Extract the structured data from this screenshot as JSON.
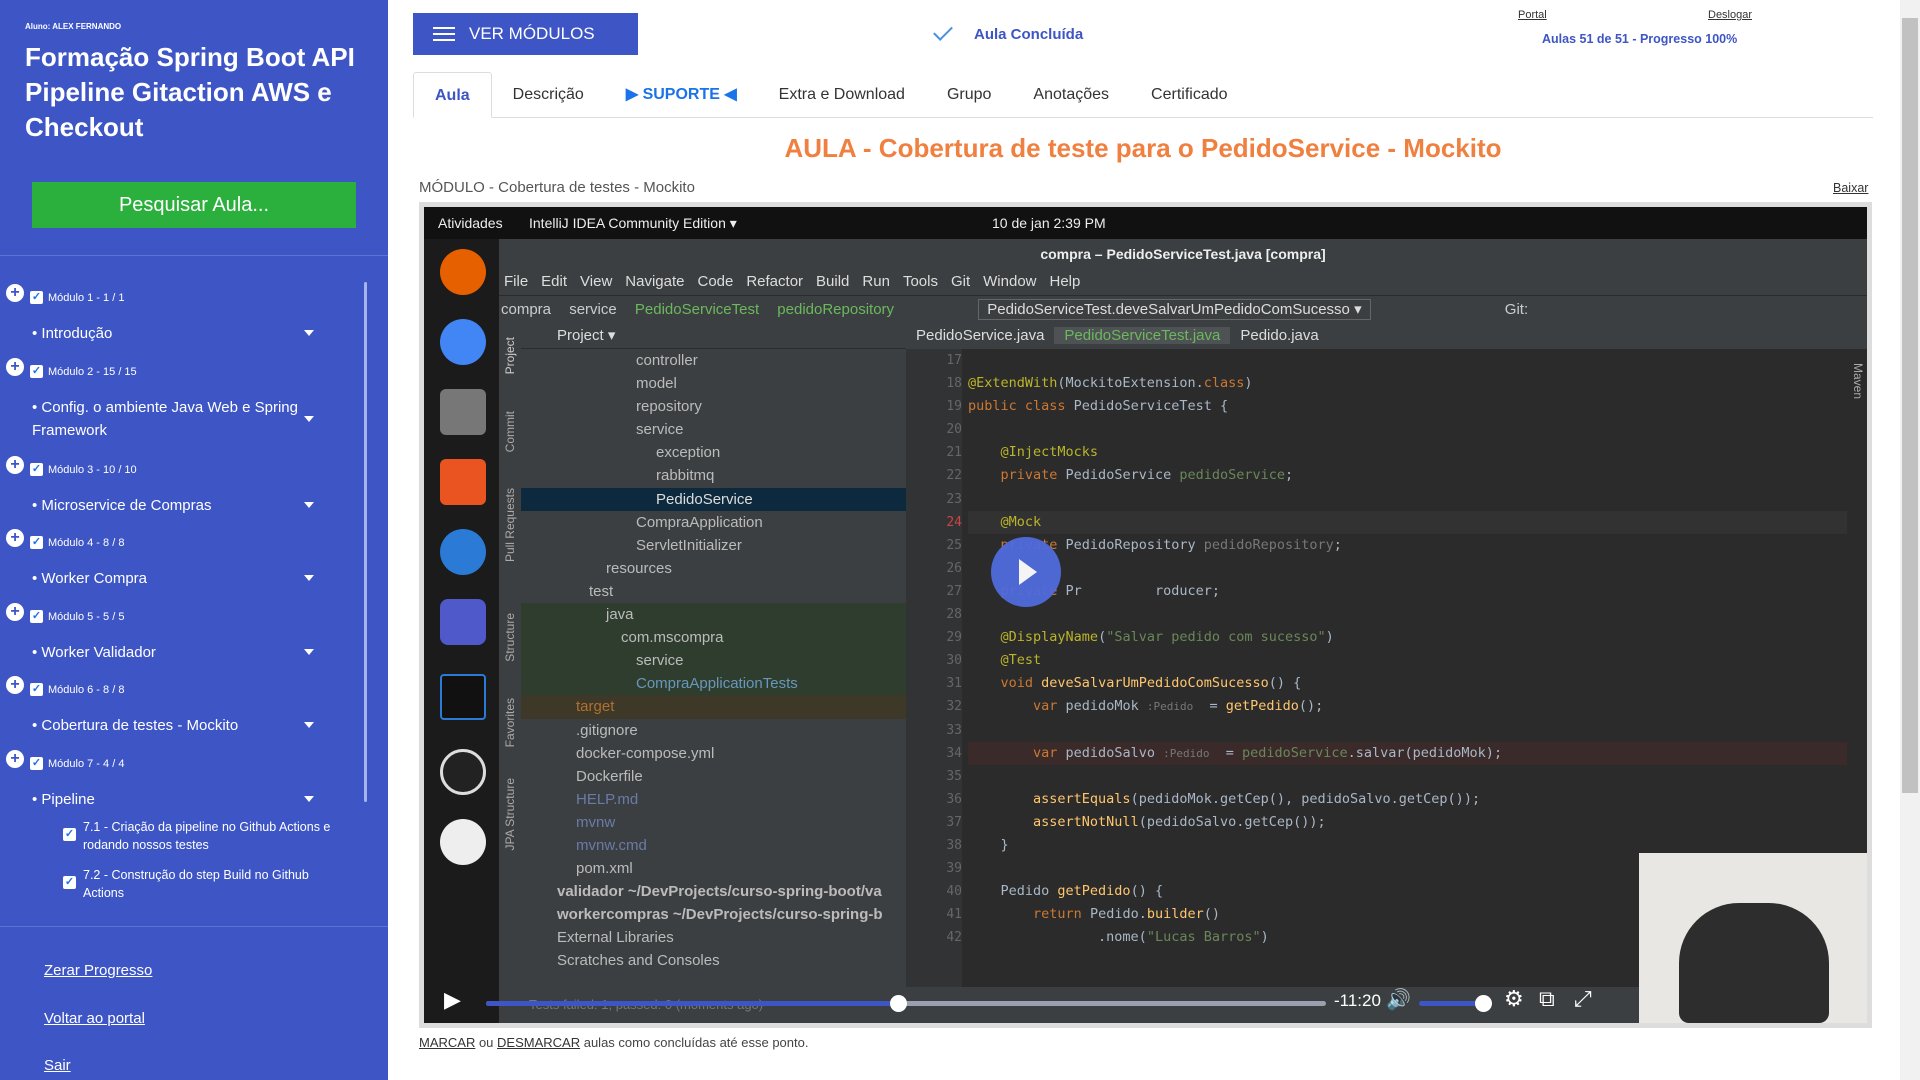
{
  "student": "Aluno: ALEX FERNANDO",
  "course_title": "Formação Spring Boot API Pipeline Gitaction AWS e Checkout",
  "search_btn": "Pesquisar Aula...",
  "modules": [
    {
      "header": "Módulo 1 - 1 / 1",
      "lesson": "• Introdução"
    },
    {
      "header": "Módulo 2 - 15 / 15",
      "lesson": "• Config. o ambiente Java Web e Spring Framework"
    },
    {
      "header": "Módulo 3 - 10 / 10",
      "lesson": "• Microservice de Compras"
    },
    {
      "header": "Módulo 4 - 8 / 8",
      "lesson": "• Worker Compra"
    },
    {
      "header": "Módulo 5 - 5 / 5",
      "lesson": "• Worker Validador"
    },
    {
      "header": "Módulo 6 - 8 / 8",
      "lesson": "• Cobertura de testes - Mockito"
    },
    {
      "header": "Módulo 7 - 4 / 4",
      "lesson": "• Pipeline"
    }
  ],
  "lessons": [
    "7.1 - Criação da pipeline no Github Actions e rodando nossos testes",
    "7.2 - Construção do step Build no Github Actions"
  ],
  "links": {
    "zerar": "Zerar Progresso",
    "voltar": "Voltar ao portal",
    "sair": "Sair"
  },
  "topbar": {
    "ver_modulos": "VER MÓDULOS",
    "aula_concluida": "Aula Concluída",
    "portal": "Portal",
    "deslogar": "Deslogar",
    "progress": "Aulas 51 de 51 - Progresso 100%"
  },
  "tabs": [
    "Aula",
    "Descrição",
    "▶ SUPORTE ◀",
    "Extra e Download",
    "Grupo",
    "Anotações",
    "Certificado"
  ],
  "lesson_title": "AULA - Cobertura de teste para o PedidoService - Mockito",
  "module_name": "MÓDULO - Cobertura de testes - Mockito",
  "baixar": "Baixar",
  "footer": {
    "marcar": "MARCAR",
    "ou": " ou ",
    "desmarcar": "DESMARCAR",
    "rest": " aulas como concluídas até esse ponto."
  },
  "video": {
    "gnome": {
      "atividades": "Atividades",
      "app": "IntelliJ IDEA Community Edition ▾",
      "clock": "10 de jan  2:39 PM"
    },
    "ide_title": "compra – PedidoServiceTest.java [compra]",
    "menu": [
      "File",
      "Edit",
      "View",
      "Navigate",
      "Code",
      "Refactor",
      "Build",
      "Run",
      "Tools",
      "Git",
      "Window",
      "Help"
    ],
    "nav": [
      "compra",
      "service",
      "PedidoServiceTest",
      "pedidoRepository"
    ],
    "run_config": "PedidoServiceTest.deveSalvarUmPedidoComSucesso ▾",
    "git_label": "Git:",
    "project_label": "Project ▾",
    "tree": [
      "controller",
      "model",
      "repository",
      "service",
      "exception",
      "rabbitmq",
      "PedidoService",
      "CompraApplication",
      "ServletInitializer",
      "resources",
      "test",
      "java",
      "com.mscompra",
      "service",
      "CompraApplicationTests",
      "target",
      ".gitignore",
      "docker-compose.yml",
      "Dockerfile",
      "HELP.md",
      "mvnw",
      "mvnw.cmd",
      "pom.xml",
      "validador ~/DevProjects/curso-spring-boot/va",
      "workercompras ~/DevProjects/curso-spring-b",
      "External Libraries",
      "Scratches and Consoles"
    ],
    "editor_tabs": [
      "PedidoService.java",
      "PedidoServiceTest.java",
      "Pedido.java"
    ],
    "side_labels": [
      "Project",
      "Commit",
      "Pull Requests",
      "Structure",
      "Favorites",
      "JPA Structure"
    ],
    "maven": "Maven",
    "lines": [
      "17",
      "18",
      "19",
      "20",
      "21",
      "22",
      "23",
      "24",
      "25",
      "26",
      "27",
      "28",
      "29",
      "30",
      "31",
      "32",
      "33",
      "34",
      "35",
      "36",
      "37",
      "38",
      "39",
      "40",
      "41",
      "42"
    ],
    "status": "Tests failed: 1, passed: 0 (moments ago)",
    "time": "-11:20",
    "progress": 0.49,
    "volume": 1.0
  },
  "colors": {
    "sidebar": "#3d55c5",
    "accent": "#f08040",
    "green": "#2bb03d"
  }
}
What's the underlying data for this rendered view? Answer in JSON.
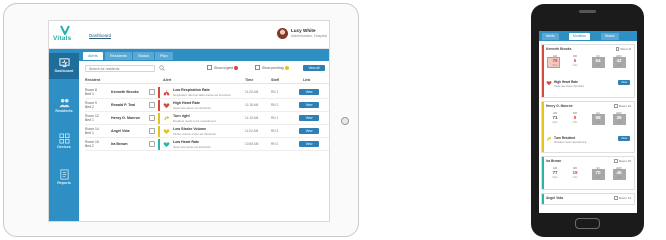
{
  "colors": {
    "brand": "#22b3a6",
    "primary": "#2d8fc4",
    "sidebar_active": "#1f6d9a",
    "button": "#2d7fb6",
    "alert_red": "#d9483b",
    "alert_yellow": "#e2c619",
    "alert_teal": "#27b7a2"
  },
  "app": {
    "logo_text": "Vitals",
    "breadcrumb": "Dashboard"
  },
  "user": {
    "name": "Lucy White",
    "role": "Administrator, Hospital"
  },
  "sidebar": {
    "items": [
      {
        "label": "Dashboard",
        "icon": "monitor-icon"
      },
      {
        "label": "Residents",
        "icon": "people-icon"
      },
      {
        "label": "Devices",
        "icon": "devices-icon"
      },
      {
        "label": "Reports",
        "icon": "document-icon"
      }
    ]
  },
  "tabs": [
    "Alerts",
    "Residents",
    "Status",
    "Plan"
  ],
  "filters": {
    "search_placeholder": "Search for residents",
    "show_urgent": "Show urgent",
    "show_pending": "Show pending",
    "view_all": "View all"
  },
  "table": {
    "headers": {
      "resident": "Resident",
      "alert": "Alert",
      "time": "Time",
      "staff": "Staff",
      "link": "Link"
    },
    "rows": [
      {
        "room": "Room 8",
        "bed": "Bed 1",
        "name": "Kenneth Brooks",
        "alert_title": "Low Respiration Rate",
        "alert_desc": "Respiration rate has fallen below set threshold",
        "time": "11:20 AM",
        "staff": "RN 1",
        "button": "View",
        "severity": "red",
        "icon": "lungs-icon"
      },
      {
        "room": "Room 9",
        "bed": "Bed 2",
        "name": "Ronald P. Teal",
        "alert_title": "High Heart Rate",
        "alert_desc": "Heart rate above set threshold",
        "time": "11:18 AM",
        "staff": "RN 2",
        "button": "View",
        "severity": "red",
        "icon": "heart-icon"
      },
      {
        "room": "Room 12",
        "bed": "Bed 1",
        "name": "Henry G. Monroe",
        "alert_title": "Turn right",
        "alert_desc": "Resident needs to be repositioned",
        "time": "11:10 AM",
        "staff": "RN 1",
        "button": "View",
        "severity": "yellow",
        "icon": "turn-icon"
      },
      {
        "room": "Room 14",
        "bed": "Bed 1",
        "name": "Angel Vida",
        "alert_title": "Low Stroke Volume",
        "alert_desc": "Stroke volume under set threshold",
        "time": "11:02 AM",
        "staff": "RN 3",
        "button": "View",
        "severity": "yellow",
        "icon": "heart-icon"
      },
      {
        "room": "Room 15",
        "bed": "Bed 2",
        "name": "Ira Brown",
        "alert_title": "Low Heart Rate",
        "alert_desc": "Heart rate below set threshold",
        "time": "10:55 AM",
        "staff": "RN 2",
        "button": "View",
        "severity": "teal",
        "icon": "heart-icon"
      }
    ]
  },
  "phone": {
    "tabs": [
      "Alerts",
      "Monitors",
      "Status"
    ],
    "cards": [
      {
        "title": "Kenneth Brooks",
        "room": "Room 8",
        "severity": "red",
        "vitals": [
          {
            "top": "HR",
            "num": "78",
            "sub": "bpm"
          },
          {
            "top": "RR",
            "num": "6",
            "sub": "/min"
          },
          {
            "top": "SV",
            "num": "64",
            "sub": "ml"
          },
          {
            "top": "HRV",
            "num": "42",
            "sub": "ms"
          }
        ],
        "alert_title": "High Heart Rate",
        "alert_desc": "Heart rate above threshold",
        "button": "View"
      },
      {
        "title": "Henry G. Monroe",
        "room": "Room 12",
        "severity": "yellow",
        "vitals": [
          {
            "top": "HR",
            "num": "71",
            "sub": "bpm"
          },
          {
            "top": "RR",
            "num": "8",
            "sub": "/min"
          },
          {
            "top": "SV",
            "num": "68",
            "sub": "ml"
          },
          {
            "top": "HRV",
            "num": "39",
            "sub": "ms"
          }
        ],
        "alert_title": "Turn Resident",
        "alert_desc": "Resident needs repositioning",
        "button": "View"
      },
      {
        "title": "Ira Brown",
        "room": "Room 15",
        "severity": "teal",
        "vitals": [
          {
            "top": "HR",
            "num": "77",
            "sub": "bpm"
          },
          {
            "top": "RR",
            "num": "19",
            "sub": "/min"
          },
          {
            "top": "SV",
            "num": "70",
            "sub": "ml"
          },
          {
            "top": "HRV",
            "num": "45",
            "sub": "ms"
          }
        ],
        "alert_title": "",
        "alert_desc": "",
        "button": ""
      },
      {
        "title": "Angel Vida",
        "room": "Room 14",
        "severity": "teal",
        "vitals": [],
        "alert_title": "",
        "alert_desc": "",
        "button": ""
      }
    ]
  }
}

****************************************

EXERCISE: Copy out all lines from the material above that contain the string "Dashboard".

ANSWER TO THIS EXERCISE:
    "breadcrumb": "Dashboard"
        "label": "Dashboard",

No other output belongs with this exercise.